— BEGIN —

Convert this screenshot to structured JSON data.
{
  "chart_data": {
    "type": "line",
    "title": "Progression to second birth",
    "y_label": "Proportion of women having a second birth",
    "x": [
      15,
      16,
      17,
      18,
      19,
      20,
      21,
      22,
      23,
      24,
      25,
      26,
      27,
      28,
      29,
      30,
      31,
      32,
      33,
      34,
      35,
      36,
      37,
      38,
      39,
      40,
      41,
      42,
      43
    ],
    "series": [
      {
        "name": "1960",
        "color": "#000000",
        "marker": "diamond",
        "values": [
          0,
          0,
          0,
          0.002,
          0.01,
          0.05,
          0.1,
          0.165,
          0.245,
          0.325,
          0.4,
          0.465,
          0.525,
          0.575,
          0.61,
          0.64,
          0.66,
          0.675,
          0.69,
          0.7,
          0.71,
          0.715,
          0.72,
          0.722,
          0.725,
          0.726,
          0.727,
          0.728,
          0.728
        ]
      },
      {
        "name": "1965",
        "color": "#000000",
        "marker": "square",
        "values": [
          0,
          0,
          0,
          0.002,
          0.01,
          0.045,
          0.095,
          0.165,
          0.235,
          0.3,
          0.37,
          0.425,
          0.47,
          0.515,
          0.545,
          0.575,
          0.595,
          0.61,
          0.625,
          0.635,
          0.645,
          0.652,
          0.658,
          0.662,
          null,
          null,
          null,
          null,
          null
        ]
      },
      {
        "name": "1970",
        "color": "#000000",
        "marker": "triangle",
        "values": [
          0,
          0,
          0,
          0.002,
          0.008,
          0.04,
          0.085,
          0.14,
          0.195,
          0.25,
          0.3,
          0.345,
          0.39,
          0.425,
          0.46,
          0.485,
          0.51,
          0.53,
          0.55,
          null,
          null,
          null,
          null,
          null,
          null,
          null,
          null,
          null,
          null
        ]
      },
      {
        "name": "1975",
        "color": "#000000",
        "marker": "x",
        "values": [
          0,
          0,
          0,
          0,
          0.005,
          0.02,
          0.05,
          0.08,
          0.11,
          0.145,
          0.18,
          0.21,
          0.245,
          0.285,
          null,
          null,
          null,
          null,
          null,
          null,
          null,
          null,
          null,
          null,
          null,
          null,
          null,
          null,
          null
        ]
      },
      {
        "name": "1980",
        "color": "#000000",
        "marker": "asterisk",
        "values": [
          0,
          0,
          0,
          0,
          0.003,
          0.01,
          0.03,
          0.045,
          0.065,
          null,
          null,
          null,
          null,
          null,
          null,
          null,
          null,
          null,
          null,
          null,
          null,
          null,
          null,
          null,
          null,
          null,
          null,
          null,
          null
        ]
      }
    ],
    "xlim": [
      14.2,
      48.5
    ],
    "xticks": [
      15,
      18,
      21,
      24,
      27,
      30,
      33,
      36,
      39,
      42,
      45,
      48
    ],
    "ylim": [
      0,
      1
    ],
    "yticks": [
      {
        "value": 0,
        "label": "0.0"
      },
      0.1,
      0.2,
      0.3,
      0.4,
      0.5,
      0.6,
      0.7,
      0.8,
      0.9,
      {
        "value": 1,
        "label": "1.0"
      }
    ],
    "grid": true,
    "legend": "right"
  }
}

— END —

Short exercise: Exactly reproduce every line of the records.

Expected output:
Convert this screenshot to structured JSON data.
{
  "chart_data": {
    "type": "line",
    "title": "Progression to second birth",
    "y_label": "Proportion of women having a second birth",
    "x": [
      15,
      16,
      17,
      18,
      19,
      20,
      21,
      22,
      23,
      24,
      25,
      26,
      27,
      28,
      29,
      30,
      31,
      32,
      33,
      34,
      35,
      36,
      37,
      38,
      39,
      40,
      41,
      42,
      43
    ],
    "series": [
      {
        "name": "1960",
        "color": "#000000",
        "marker": "diamond",
        "values": [
          0,
          0,
          0,
          0.002,
          0.01,
          0.05,
          0.1,
          0.165,
          0.245,
          0.325,
          0.4,
          0.465,
          0.525,
          0.575,
          0.61,
          0.64,
          0.66,
          0.675,
          0.69,
          0.7,
          0.71,
          0.715,
          0.72,
          0.722,
          0.725,
          0.726,
          0.727,
          0.728,
          0.728
        ]
      },
      {
        "name": "1965",
        "color": "#000000",
        "marker": "square",
        "values": [
          0,
          0,
          0,
          0.002,
          0.01,
          0.045,
          0.095,
          0.165,
          0.235,
          0.3,
          0.37,
          0.425,
          0.47,
          0.515,
          0.545,
          0.575,
          0.595,
          0.61,
          0.625,
          0.635,
          0.645,
          0.652,
          0.658,
          0.662,
          null,
          null,
          null,
          null,
          null
        ]
      },
      {
        "name": "1970",
        "color": "#000000",
        "marker": "triangle",
        "values": [
          0,
          0,
          0,
          0.002,
          0.008,
          0.04,
          0.085,
          0.14,
          0.195,
          0.25,
          0.3,
          0.345,
          0.39,
          0.425,
          0.46,
          0.485,
          0.51,
          0.53,
          0.55,
          null,
          null,
          null,
          null,
          null,
          null,
          null,
          null,
          null,
          null
        ]
      },
      {
        "name": "1975",
        "color": "#000000",
        "marker": "x",
        "values": [
          0,
          0,
          0,
          0,
          0.005,
          0.02,
          0.05,
          0.08,
          0.11,
          0.145,
          0.18,
          0.21,
          0.245,
          0.285,
          null,
          null,
          null,
          null,
          null,
          null,
          null,
          null,
          null,
          null,
          null,
          null,
          null,
          null,
          null
        ]
      },
      {
        "name": "1980",
        "color": "#000000",
        "marker": "asterisk",
        "values": [
          0,
          0,
          0,
          0,
          0.003,
          0.01,
          0.03,
          0.045,
          0.065,
          null,
          null,
          null,
          null,
          null,
          null,
          null,
          null,
          null,
          null,
          null,
          null,
          null,
          null,
          null,
          null,
          null,
          null,
          null,
          null
        ]
      }
    ],
    "xlim": [
      14.2,
      48.5
    ],
    "xticks": [
      15,
      18,
      21,
      24,
      27,
      30,
      33,
      36,
      39,
      42,
      45,
      48
    ],
    "ylim": [
      0,
      1
    ],
    "yticks": [
      {
        "value": 0,
        "label": "0.0"
      },
      0.1,
      0.2,
      0.3,
      0.4,
      0.5,
      0.6,
      0.7,
      0.8,
      0.9,
      {
        "value": 1,
        "label": "1.0"
      }
    ],
    "grid": true,
    "legend": "right"
  }
}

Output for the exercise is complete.